ENTRIES SHOWN>
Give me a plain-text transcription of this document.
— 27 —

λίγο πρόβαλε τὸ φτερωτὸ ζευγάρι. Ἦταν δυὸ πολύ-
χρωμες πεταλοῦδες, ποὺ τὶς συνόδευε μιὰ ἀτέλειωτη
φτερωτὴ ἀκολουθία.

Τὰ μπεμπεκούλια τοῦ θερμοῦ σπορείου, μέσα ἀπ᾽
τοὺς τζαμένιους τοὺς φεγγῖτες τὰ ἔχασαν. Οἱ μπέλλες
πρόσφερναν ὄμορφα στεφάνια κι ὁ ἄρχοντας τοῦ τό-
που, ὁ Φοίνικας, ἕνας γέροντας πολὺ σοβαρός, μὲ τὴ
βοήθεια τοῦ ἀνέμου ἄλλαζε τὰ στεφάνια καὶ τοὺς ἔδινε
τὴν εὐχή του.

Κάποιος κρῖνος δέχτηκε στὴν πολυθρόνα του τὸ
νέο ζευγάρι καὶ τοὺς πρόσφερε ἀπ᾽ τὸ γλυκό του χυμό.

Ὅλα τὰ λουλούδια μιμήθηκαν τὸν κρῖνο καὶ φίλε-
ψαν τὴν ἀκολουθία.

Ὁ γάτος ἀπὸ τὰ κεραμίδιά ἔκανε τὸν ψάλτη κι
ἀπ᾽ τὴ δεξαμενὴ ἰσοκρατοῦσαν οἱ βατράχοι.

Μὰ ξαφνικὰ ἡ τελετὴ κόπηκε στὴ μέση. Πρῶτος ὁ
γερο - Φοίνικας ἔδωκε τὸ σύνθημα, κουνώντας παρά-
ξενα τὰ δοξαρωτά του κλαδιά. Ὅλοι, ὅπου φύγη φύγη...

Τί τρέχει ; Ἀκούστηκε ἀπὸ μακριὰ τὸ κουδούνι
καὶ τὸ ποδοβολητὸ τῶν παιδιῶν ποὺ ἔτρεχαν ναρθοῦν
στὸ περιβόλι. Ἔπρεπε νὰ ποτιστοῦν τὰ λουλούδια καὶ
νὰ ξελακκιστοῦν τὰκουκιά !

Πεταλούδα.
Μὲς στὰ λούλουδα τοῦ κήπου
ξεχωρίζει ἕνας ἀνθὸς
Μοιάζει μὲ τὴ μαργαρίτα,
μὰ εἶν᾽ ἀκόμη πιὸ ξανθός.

STATED GOAL> List all lines above in which the string "ἀκολουθία" appears.

EXERCISE RESULT>
φτερωτὴ ἀκολουθία.
ψαν τὴν ἀκολουθία.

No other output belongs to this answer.